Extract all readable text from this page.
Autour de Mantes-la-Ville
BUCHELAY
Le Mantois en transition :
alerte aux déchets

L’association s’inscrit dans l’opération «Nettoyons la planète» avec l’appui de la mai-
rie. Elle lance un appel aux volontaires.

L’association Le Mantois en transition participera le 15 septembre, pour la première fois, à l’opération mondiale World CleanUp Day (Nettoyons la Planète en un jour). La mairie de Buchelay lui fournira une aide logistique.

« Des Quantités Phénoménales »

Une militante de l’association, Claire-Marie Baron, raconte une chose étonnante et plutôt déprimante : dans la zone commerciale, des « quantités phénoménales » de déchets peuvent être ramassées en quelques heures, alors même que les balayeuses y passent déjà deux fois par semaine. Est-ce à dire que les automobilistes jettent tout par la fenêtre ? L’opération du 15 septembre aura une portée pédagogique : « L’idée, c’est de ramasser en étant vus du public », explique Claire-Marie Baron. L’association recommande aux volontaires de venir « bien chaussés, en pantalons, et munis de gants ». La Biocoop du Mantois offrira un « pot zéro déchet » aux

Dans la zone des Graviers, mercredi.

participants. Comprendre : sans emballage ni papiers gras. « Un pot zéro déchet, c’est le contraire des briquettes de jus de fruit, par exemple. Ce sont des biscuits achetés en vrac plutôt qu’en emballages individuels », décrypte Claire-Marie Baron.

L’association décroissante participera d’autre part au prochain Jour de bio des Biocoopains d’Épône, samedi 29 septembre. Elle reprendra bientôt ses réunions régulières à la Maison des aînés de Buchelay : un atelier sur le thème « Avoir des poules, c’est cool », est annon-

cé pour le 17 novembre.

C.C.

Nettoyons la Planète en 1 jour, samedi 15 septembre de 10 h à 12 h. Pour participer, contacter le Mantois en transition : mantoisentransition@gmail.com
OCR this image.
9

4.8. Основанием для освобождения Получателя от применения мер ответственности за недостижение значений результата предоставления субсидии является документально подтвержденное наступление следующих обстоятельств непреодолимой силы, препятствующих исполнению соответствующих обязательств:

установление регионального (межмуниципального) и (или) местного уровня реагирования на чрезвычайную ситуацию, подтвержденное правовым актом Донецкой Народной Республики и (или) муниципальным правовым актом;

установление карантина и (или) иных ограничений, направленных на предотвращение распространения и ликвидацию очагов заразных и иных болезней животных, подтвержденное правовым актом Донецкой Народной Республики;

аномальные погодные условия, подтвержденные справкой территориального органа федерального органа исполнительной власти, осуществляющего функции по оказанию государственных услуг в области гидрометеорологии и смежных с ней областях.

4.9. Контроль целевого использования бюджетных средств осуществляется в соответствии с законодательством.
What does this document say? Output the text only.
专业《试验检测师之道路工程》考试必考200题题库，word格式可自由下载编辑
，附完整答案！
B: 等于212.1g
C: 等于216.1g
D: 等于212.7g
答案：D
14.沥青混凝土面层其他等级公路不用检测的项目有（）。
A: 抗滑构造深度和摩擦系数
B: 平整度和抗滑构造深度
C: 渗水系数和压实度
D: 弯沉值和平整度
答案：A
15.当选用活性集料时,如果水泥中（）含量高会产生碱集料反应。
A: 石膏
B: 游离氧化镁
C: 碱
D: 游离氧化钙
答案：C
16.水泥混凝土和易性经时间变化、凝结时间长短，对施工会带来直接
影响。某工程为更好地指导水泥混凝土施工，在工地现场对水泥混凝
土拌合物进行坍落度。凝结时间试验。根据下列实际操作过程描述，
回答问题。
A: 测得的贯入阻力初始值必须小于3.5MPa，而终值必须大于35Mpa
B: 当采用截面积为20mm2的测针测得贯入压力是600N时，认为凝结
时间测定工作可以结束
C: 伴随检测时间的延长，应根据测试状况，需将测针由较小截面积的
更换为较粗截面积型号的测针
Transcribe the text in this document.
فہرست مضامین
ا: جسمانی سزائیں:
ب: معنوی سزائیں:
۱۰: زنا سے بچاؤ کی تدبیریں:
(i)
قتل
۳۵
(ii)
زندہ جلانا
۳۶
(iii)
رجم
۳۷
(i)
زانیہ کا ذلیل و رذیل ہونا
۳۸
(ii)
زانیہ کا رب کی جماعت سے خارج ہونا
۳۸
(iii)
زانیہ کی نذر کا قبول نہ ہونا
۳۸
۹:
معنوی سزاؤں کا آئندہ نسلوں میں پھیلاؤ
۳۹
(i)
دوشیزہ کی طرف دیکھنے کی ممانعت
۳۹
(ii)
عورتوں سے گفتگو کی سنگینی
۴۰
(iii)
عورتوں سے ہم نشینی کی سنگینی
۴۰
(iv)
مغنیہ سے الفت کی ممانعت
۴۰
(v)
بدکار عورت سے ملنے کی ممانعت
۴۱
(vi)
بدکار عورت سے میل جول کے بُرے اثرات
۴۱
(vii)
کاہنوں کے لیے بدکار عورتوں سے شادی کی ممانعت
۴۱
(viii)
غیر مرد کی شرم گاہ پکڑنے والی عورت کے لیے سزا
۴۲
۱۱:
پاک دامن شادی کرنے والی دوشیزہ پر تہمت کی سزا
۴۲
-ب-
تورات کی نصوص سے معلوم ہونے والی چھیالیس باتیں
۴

####

◆ **Problem details**
Work out how many lines above contain the word "بدکار". Give only the number.

◆ **Solution**
3